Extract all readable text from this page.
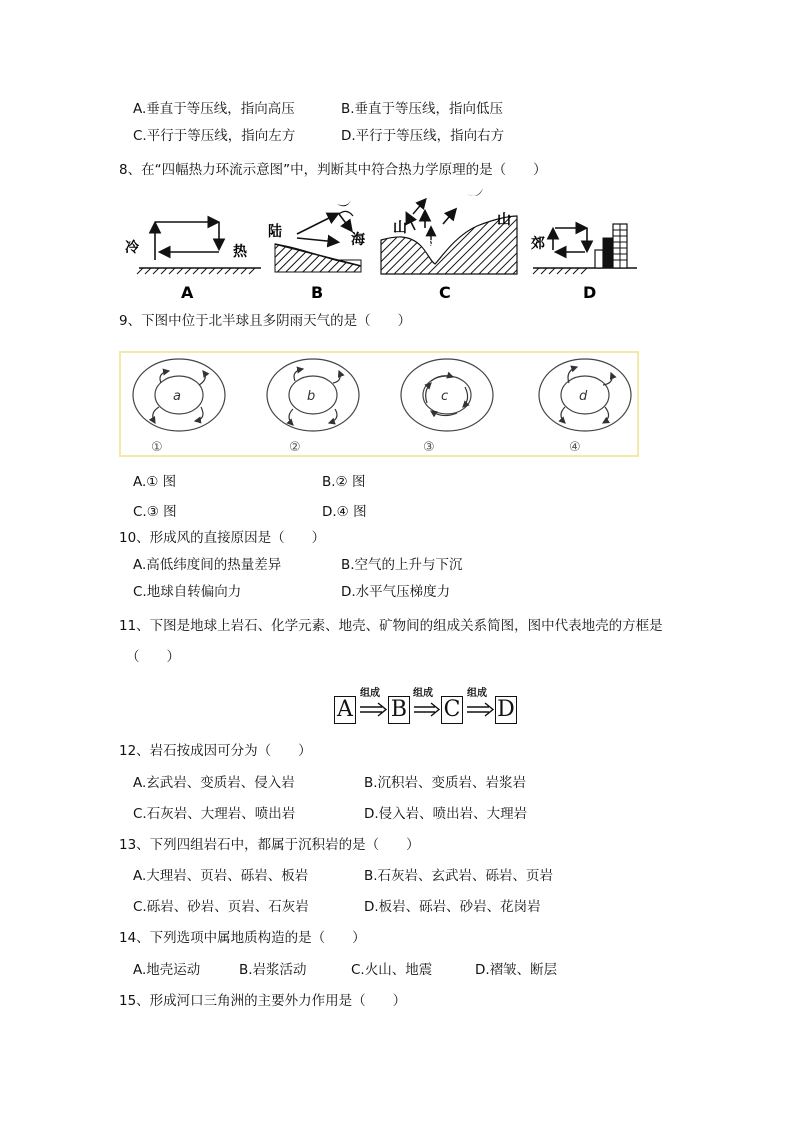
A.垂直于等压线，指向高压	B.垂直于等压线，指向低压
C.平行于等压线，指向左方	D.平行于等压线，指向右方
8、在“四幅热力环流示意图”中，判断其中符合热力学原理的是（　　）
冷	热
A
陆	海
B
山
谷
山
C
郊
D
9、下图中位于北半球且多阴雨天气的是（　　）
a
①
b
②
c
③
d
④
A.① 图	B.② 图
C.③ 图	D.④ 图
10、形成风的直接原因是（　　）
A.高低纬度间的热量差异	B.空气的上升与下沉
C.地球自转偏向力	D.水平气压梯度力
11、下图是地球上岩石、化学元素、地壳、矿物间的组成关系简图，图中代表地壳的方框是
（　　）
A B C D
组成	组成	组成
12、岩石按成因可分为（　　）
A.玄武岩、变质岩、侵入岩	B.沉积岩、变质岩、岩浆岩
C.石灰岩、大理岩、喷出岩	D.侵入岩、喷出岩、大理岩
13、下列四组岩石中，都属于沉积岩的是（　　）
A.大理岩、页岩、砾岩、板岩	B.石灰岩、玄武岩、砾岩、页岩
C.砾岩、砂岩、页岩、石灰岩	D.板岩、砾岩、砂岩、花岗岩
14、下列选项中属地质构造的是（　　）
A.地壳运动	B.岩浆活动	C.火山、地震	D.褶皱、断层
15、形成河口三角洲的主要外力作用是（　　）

◆ ◆ ◆ ◆ ◆ ◆ ◆

**What you should do**
Quote the material in full and exactly; do not carry over its pictures.

**Task output**
Extract all readable text from this page.
A.垂直于等压线，指向高压	B.垂直于等压线，指向低压
C.平行于等压线，指向左方	D.平行于等压线，指向右方
8、在“四幅热力环流示意图”中，判断其中符合热力学原理的是（　　）
冷	热
A
陆	海
B
山
谷
山
C
郊
D
9、下图中位于北半球且多阴雨天气的是（　　）
a
①
b
②
c
③
d
④
A.① 图	B.② 图
C.③ 图	D.④ 图
10、形成风的直接原因是（　　）
A.高低纬度间的热量差异	B.空气的上升与下沉
C.地球自转偏向力	D.水平气压梯度力
11、下图是地球上岩石、化学元素、地壳、矿物间的组成关系简图，图中代表地壳的方框是
（　　）
A B C D
组成	组成	组成
12、岩石按成因可分为（　　）
A.玄武岩、变质岩、侵入岩	B.沉积岩、变质岩、岩浆岩
C.石灰岩、大理岩、喷出岩	D.侵入岩、喷出岩、大理岩
13、下列四组岩石中，都属于沉积岩的是（　　）
A.大理岩、页岩、砾岩、板岩	B.石灰岩、玄武岩、砾岩、页岩
C.砾岩、砂岩、页岩、石灰岩	D.板岩、砾岩、砂岩、花岗岩
14、下列选项中属地质构造的是（　　）
A.地壳运动	B.岩浆活动	C.火山、地震	D.褶皱、断层
15、形成河口三角洲的主要外力作用是（　　）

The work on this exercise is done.